• The request: Compile every line that includes the word "this".

• Stored rows:
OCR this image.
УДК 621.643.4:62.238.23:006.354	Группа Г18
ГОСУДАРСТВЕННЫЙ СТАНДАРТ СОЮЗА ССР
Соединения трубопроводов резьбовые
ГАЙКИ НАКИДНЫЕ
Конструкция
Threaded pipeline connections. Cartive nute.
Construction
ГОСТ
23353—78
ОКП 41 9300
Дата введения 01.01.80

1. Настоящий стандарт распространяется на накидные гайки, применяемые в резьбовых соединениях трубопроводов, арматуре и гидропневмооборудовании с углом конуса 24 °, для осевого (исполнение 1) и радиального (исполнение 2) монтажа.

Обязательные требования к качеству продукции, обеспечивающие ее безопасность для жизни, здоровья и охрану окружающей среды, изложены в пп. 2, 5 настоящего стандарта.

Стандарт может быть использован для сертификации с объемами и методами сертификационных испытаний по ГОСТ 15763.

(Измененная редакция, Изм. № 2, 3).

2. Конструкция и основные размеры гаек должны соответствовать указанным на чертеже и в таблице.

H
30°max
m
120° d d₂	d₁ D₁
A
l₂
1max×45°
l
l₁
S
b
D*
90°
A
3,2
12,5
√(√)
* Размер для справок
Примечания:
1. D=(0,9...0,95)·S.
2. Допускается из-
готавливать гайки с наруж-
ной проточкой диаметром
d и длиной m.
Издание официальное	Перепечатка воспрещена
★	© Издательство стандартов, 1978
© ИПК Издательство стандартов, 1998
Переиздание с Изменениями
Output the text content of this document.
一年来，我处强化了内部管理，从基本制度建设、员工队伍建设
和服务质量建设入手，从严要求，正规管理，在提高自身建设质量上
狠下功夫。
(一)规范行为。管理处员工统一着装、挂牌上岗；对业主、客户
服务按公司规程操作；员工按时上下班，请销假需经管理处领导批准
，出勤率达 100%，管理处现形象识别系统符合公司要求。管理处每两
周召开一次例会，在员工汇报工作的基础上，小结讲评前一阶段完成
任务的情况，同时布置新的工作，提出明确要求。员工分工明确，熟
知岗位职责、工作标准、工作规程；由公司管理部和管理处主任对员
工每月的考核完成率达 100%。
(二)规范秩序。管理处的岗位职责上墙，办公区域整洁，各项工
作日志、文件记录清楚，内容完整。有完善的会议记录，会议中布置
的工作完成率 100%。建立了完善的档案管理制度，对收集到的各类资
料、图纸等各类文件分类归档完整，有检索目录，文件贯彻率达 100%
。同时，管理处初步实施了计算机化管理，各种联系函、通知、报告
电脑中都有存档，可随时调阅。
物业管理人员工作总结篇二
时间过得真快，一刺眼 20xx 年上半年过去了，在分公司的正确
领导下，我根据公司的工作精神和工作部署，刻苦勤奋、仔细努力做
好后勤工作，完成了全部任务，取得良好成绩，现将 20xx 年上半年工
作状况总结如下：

• Correct result:
OCR this image.
Output the text content of this document.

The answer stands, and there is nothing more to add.